Begin Input data

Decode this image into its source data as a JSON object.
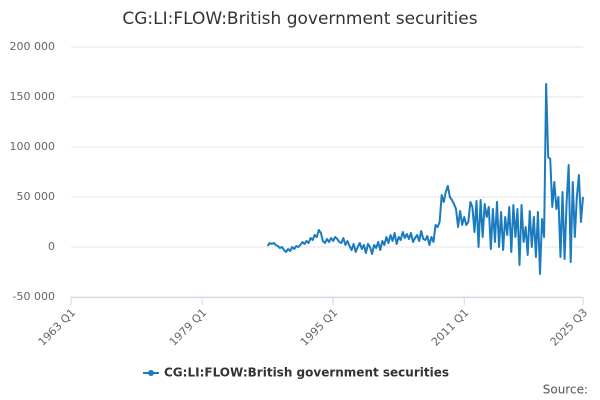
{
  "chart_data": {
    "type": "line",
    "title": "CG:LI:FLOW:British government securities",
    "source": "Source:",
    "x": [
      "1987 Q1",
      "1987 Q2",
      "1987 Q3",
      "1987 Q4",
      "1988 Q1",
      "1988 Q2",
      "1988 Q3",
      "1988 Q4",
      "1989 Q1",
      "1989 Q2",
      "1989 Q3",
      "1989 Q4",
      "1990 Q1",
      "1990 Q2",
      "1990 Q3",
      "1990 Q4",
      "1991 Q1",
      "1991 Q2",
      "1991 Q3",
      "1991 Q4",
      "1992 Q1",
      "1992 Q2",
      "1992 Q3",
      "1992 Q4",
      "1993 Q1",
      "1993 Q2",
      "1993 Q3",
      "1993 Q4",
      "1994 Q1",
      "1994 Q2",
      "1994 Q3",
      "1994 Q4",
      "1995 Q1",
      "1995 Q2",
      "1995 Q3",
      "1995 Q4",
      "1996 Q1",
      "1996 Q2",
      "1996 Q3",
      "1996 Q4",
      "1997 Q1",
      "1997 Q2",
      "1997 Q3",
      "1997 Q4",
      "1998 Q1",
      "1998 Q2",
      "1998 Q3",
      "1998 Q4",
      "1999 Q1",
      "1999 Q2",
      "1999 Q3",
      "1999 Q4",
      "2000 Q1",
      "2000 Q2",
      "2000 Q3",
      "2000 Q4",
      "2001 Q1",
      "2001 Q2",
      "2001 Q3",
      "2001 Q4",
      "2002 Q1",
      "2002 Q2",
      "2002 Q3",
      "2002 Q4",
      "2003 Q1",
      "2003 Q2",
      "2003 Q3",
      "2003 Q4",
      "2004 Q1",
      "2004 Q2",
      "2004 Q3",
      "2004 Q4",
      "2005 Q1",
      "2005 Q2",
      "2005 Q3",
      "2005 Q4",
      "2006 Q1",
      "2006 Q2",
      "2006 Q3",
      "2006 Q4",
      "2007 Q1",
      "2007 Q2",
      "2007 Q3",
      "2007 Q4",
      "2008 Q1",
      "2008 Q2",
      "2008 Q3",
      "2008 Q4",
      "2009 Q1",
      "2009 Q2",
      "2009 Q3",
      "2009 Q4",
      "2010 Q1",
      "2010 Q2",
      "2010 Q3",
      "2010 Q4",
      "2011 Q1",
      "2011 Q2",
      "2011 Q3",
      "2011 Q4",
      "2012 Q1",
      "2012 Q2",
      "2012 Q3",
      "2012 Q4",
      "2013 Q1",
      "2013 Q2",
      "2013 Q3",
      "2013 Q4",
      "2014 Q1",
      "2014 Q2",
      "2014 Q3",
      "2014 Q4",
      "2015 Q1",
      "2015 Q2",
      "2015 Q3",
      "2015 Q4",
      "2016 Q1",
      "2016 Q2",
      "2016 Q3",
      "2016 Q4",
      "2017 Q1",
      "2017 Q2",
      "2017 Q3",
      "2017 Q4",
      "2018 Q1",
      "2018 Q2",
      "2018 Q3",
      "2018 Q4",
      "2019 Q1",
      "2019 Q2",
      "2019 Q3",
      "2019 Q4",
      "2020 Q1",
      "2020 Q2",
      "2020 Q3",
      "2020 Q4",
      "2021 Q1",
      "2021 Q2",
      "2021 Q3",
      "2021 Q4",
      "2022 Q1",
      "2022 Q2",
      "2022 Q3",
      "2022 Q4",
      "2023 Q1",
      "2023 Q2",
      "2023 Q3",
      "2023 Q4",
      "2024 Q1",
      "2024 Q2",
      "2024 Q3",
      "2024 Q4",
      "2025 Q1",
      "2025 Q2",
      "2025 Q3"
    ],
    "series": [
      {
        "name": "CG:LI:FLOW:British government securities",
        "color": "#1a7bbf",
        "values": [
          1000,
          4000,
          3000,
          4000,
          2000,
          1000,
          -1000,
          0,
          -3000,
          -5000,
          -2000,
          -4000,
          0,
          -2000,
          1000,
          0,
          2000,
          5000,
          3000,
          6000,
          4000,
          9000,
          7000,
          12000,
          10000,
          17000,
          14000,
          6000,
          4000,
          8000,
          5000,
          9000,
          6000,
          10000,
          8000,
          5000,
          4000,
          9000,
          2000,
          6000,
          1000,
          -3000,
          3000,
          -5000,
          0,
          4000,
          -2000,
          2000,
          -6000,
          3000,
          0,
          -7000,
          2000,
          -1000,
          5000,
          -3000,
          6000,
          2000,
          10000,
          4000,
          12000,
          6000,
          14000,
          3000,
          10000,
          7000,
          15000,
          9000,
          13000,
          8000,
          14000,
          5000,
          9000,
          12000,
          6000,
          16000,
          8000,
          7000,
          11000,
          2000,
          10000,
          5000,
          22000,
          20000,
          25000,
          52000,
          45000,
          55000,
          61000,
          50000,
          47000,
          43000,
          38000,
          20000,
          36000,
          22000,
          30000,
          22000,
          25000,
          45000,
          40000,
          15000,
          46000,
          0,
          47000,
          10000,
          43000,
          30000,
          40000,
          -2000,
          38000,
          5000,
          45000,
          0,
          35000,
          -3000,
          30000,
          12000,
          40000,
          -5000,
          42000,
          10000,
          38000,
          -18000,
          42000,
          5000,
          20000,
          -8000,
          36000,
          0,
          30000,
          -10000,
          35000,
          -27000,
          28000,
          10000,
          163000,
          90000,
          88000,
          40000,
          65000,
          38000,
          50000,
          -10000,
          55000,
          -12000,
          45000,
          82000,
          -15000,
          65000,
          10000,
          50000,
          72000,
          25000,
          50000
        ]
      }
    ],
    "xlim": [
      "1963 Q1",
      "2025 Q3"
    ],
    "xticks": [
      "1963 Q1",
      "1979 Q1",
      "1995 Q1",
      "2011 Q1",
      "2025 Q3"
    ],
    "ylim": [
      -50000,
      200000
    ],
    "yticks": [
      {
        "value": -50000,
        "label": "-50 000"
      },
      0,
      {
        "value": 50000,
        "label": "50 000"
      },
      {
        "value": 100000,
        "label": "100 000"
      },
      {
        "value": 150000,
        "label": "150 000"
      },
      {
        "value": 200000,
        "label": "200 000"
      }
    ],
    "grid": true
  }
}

End Input data

Task requirements ->
The listing above must be printed again exactly, minus its pictures.

The response ->
Decode this image into its source data as a JSON object.
{
  "chart_data": {
    "type": "line",
    "title": "CG:LI:FLOW:British government securities",
    "source": "Source:",
    "x": [
      "1987 Q1",
      "1987 Q2",
      "1987 Q3",
      "1987 Q4",
      "1988 Q1",
      "1988 Q2",
      "1988 Q3",
      "1988 Q4",
      "1989 Q1",
      "1989 Q2",
      "1989 Q3",
      "1989 Q4",
      "1990 Q1",
      "1990 Q2",
      "1990 Q3",
      "1990 Q4",
      "1991 Q1",
      "1991 Q2",
      "1991 Q3",
      "1991 Q4",
      "1992 Q1",
      "1992 Q2",
      "1992 Q3",
      "1992 Q4",
      "1993 Q1",
      "1993 Q2",
      "1993 Q3",
      "1993 Q4",
      "1994 Q1",
      "1994 Q2",
      "1994 Q3",
      "1994 Q4",
      "1995 Q1",
      "1995 Q2",
      "1995 Q3",
      "1995 Q4",
      "1996 Q1",
      "1996 Q2",
      "1996 Q3",
      "1996 Q4",
      "1997 Q1",
      "1997 Q2",
      "1997 Q3",
      "1997 Q4",
      "1998 Q1",
      "1998 Q2",
      "1998 Q3",
      "1998 Q4",
      "1999 Q1",
      "1999 Q2",
      "1999 Q3",
      "1999 Q4",
      "2000 Q1",
      "2000 Q2",
      "2000 Q3",
      "2000 Q4",
      "2001 Q1",
      "2001 Q2",
      "2001 Q3",
      "2001 Q4",
      "2002 Q1",
      "2002 Q2",
      "2002 Q3",
      "2002 Q4",
      "2003 Q1",
      "2003 Q2",
      "2003 Q3",
      "2003 Q4",
      "2004 Q1",
      "2004 Q2",
      "2004 Q3",
      "2004 Q4",
      "2005 Q1",
      "2005 Q2",
      "2005 Q3",
      "2005 Q4",
      "2006 Q1",
      "2006 Q2",
      "2006 Q3",
      "2006 Q4",
      "2007 Q1",
      "2007 Q2",
      "2007 Q3",
      "2007 Q4",
      "2008 Q1",
      "2008 Q2",
      "2008 Q3",
      "2008 Q4",
      "2009 Q1",
      "2009 Q2",
      "2009 Q3",
      "2009 Q4",
      "2010 Q1",
      "2010 Q2",
      "2010 Q3",
      "2010 Q4",
      "2011 Q1",
      "2011 Q2",
      "2011 Q3",
      "2011 Q4",
      "2012 Q1",
      "2012 Q2",
      "2012 Q3",
      "2012 Q4",
      "2013 Q1",
      "2013 Q2",
      "2013 Q3",
      "2013 Q4",
      "2014 Q1",
      "2014 Q2",
      "2014 Q3",
      "2014 Q4",
      "2015 Q1",
      "2015 Q2",
      "2015 Q3",
      "2015 Q4",
      "2016 Q1",
      "2016 Q2",
      "2016 Q3",
      "2016 Q4",
      "2017 Q1",
      "2017 Q2",
      "2017 Q3",
      "2017 Q4",
      "2018 Q1",
      "2018 Q2",
      "2018 Q3",
      "2018 Q4",
      "2019 Q1",
      "2019 Q2",
      "2019 Q3",
      "2019 Q4",
      "2020 Q1",
      "2020 Q2",
      "2020 Q3",
      "2020 Q4",
      "2021 Q1",
      "2021 Q2",
      "2021 Q3",
      "2021 Q4",
      "2022 Q1",
      "2022 Q2",
      "2022 Q3",
      "2022 Q4",
      "2023 Q1",
      "2023 Q2",
      "2023 Q3",
      "2023 Q4",
      "2024 Q1",
      "2024 Q2",
      "2024 Q3",
      "2024 Q4",
      "2025 Q1",
      "2025 Q2",
      "2025 Q3"
    ],
    "series": [
      {
        "name": "CG:LI:FLOW:British government securities",
        "color": "#1a7bbf",
        "values": [
          1000,
          4000,
          3000,
          4000,
          2000,
          1000,
          -1000,
          0,
          -3000,
          -5000,
          -2000,
          -4000,
          0,
          -2000,
          1000,
          0,
          2000,
          5000,
          3000,
          6000,
          4000,
          9000,
          7000,
          12000,
          10000,
          17000,
          14000,
          6000,
          4000,
          8000,
          5000,
          9000,
          6000,
          10000,
          8000,
          5000,
          4000,
          9000,
          2000,
          6000,
          1000,
          -3000,
          3000,
          -5000,
          0,
          4000,
          -2000,
          2000,
          -6000,
          3000,
          0,
          -7000,
          2000,
          -1000,
          5000,
          -3000,
          6000,
          2000,
          10000,
          4000,
          12000,
          6000,
          14000,
          3000,
          10000,
          7000,
          15000,
          9000,
          13000,
          8000,
          14000,
          5000,
          9000,
          12000,
          6000,
          16000,
          8000,
          7000,
          11000,
          2000,
          10000,
          5000,
          22000,
          20000,
          25000,
          52000,
          45000,
          55000,
          61000,
          50000,
          47000,
          43000,
          38000,
          20000,
          36000,
          22000,
          30000,
          22000,
          25000,
          45000,
          40000,
          15000,
          46000,
          0,
          47000,
          10000,
          43000,
          30000,
          40000,
          -2000,
          38000,
          5000,
          45000,
          0,
          35000,
          -3000,
          30000,
          12000,
          40000,
          -5000,
          42000,
          10000,
          38000,
          -18000,
          42000,
          5000,
          20000,
          -8000,
          36000,
          0,
          30000,
          -10000,
          35000,
          -27000,
          28000,
          10000,
          163000,
          90000,
          88000,
          40000,
          65000,
          38000,
          50000,
          -10000,
          55000,
          -12000,
          45000,
          82000,
          -15000,
          65000,
          10000,
          50000,
          72000,
          25000,
          50000
        ]
      }
    ],
    "xlim": [
      "1963 Q1",
      "2025 Q3"
    ],
    "xticks": [
      "1963 Q1",
      "1979 Q1",
      "1995 Q1",
      "2011 Q1",
      "2025 Q3"
    ],
    "ylim": [
      -50000,
      200000
    ],
    "yticks": [
      {
        "value": -50000,
        "label": "-50 000"
      },
      0,
      {
        "value": 50000,
        "label": "50 000"
      },
      {
        "value": 100000,
        "label": "100 000"
      },
      {
        "value": 150000,
        "label": "150 000"
      },
      {
        "value": 200000,
        "label": "200 000"
      }
    ],
    "grid": true
  }
}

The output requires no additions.